## Begin
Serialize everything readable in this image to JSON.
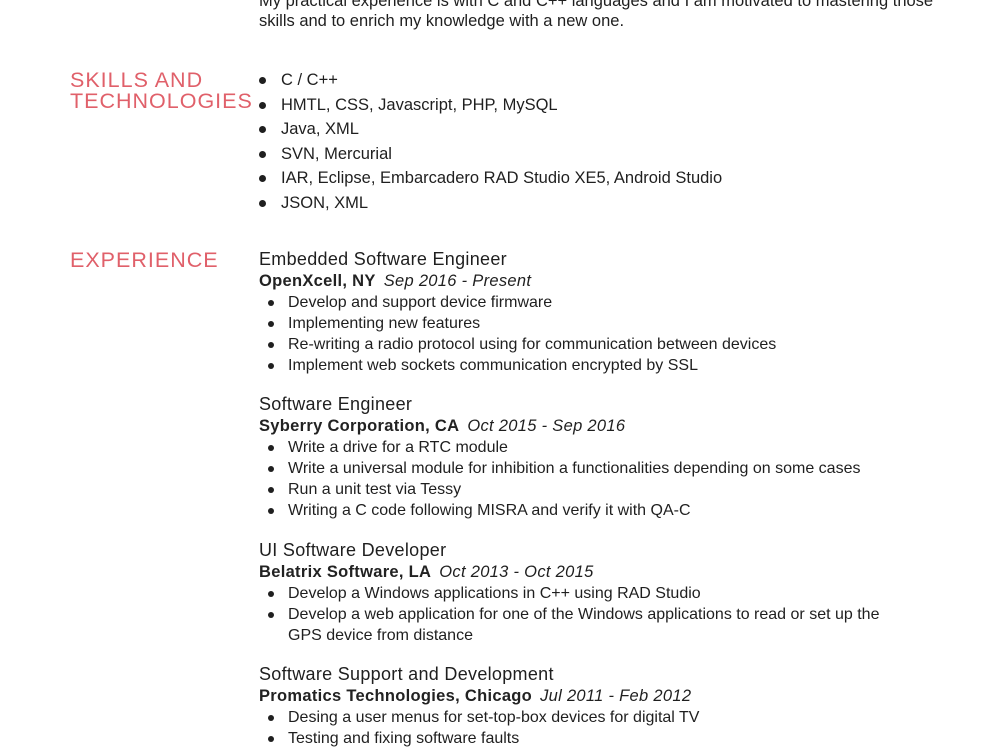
{
  "summary": {
    "text": "My practical experience is with C and C++ languages and I am motivated to mastering those skills and to enrich my knowledge with a new one."
  },
  "sections": {
    "skills_title_line1": "SKILLS AND",
    "skills_title_line2": "TECHNOLOGIES",
    "experience_title": "EXPERIENCE"
  },
  "colors": {
    "accent": "#e0606a",
    "text": "#1f1f1f"
  },
  "skills": [
    "C / C++",
    "HMTL, CSS, Javascript, PHP, MySQL",
    "Java, XML",
    "SVN, Mercurial",
    "IAR, Eclipse, Embarcadero RAD Studio XE5, Android Studio",
    "JSON, XML"
  ],
  "experience": [
    {
      "title": "Embedded Software Engineer",
      "company": "OpenXcell, NY",
      "dates": "Sep 2016 - Present",
      "bullets": [
        "Develop and support device firmware",
        "Implementing new features",
        "Re-writing a radio protocol using for communication between devices",
        "Implement web sockets communication encrypted by SSL"
      ]
    },
    {
      "title": "Software Engineer",
      "company": "Syberry Corporation, CA",
      "dates": "Oct 2015 - Sep 2016",
      "bullets": [
        "Write a drive for a RTC module",
        "Write a universal module for inhibition a functionalities depending on some cases",
        "Run a unit test via Tessy",
        "Writing a C code following MISRA and verify it with QA-C"
      ]
    },
    {
      "title": "UI Software Developer",
      "company": "Belatrix Software, LA",
      "dates": "Oct 2013 - Oct 2015",
      "bullets": [
        "Develop a Windows applications in C++ using RAD Studio",
        "Develop a web application for one of the Windows applications to read or set up the GPS device from distance"
      ]
    },
    {
      "title": "Software Support and Development",
      "company": "Promatics Technologies, Chicago",
      "dates": "Jul 2011 - Feb 2012",
      "bullets": [
        "Desing a user menus for set-top-box devices for digital TV",
        "Testing and fixing software faults"
      ]
    }
  ]
}
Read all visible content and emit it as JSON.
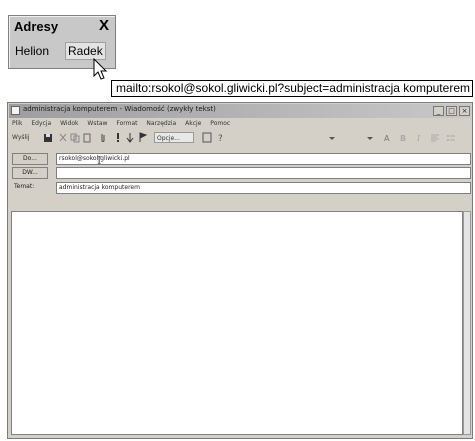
## End
Problem details: Reproduce all entries without any change, and omit the pictures.

Response to the exercise:
Serialize everything readable in this image to JSON.
{
  "summary": {
    "text": "My practical experience is with C and C++ languages and I am motivated to mastering those skills and to enrich my knowledge with a new one."
  },
  "sections": {
    "skills_title_line1": "SKILLS AND",
    "skills_title_line2": "TECHNOLOGIES",
    "experience_title": "EXPERIENCE"
  },
  "colors": {
    "accent": "#e0606a",
    "text": "#1f1f1f"
  },
  "skills": [
    "C / C++",
    "HMTL, CSS, Javascript, PHP, MySQL",
    "Java, XML",
    "SVN, Mercurial",
    "IAR, Eclipse, Embarcadero RAD Studio XE5, Android Studio",
    "JSON, XML"
  ],
  "experience": [
    {
      "title": "Embedded Software Engineer",
      "company": "OpenXcell, NY",
      "dates": "Sep 2016 - Present",
      "bullets": [
        "Develop and support device firmware",
        "Implementing new features",
        "Re-writing a radio protocol using for communication between devices",
        "Implement web sockets communication encrypted by SSL"
      ]
    },
    {
      "title": "Software Engineer",
      "company": "Syberry Corporation, CA",
      "dates": "Oct 2015 - Sep 2016",
      "bullets": [
        "Write a drive for a RTC module",
        "Write a universal module for inhibition a functionalities depending on some cases",
        "Run a unit test via Tessy",
        "Writing a C code following MISRA and verify it with QA-C"
      ]
    },
    {
      "title": "UI Software Developer",
      "company": "Belatrix Software, LA",
      "dates": "Oct 2013 - Oct 2015",
      "bullets": [
        "Develop a Windows applications in C++ using RAD Studio",
        "Develop a web application for one of the Windows applications to read or set up the GPS device from distance"
      ]
    },
    {
      "title": "Software Support and Development",
      "company": "Promatics Technologies, Chicago",
      "dates": "Jul 2011 - Feb 2012",
      "bullets": [
        "Desing a user menus for set-top-box devices for digital TV",
        "Testing and fixing software faults"
      ]
    }
  ]
}
Read all visible content and emit it as JSON.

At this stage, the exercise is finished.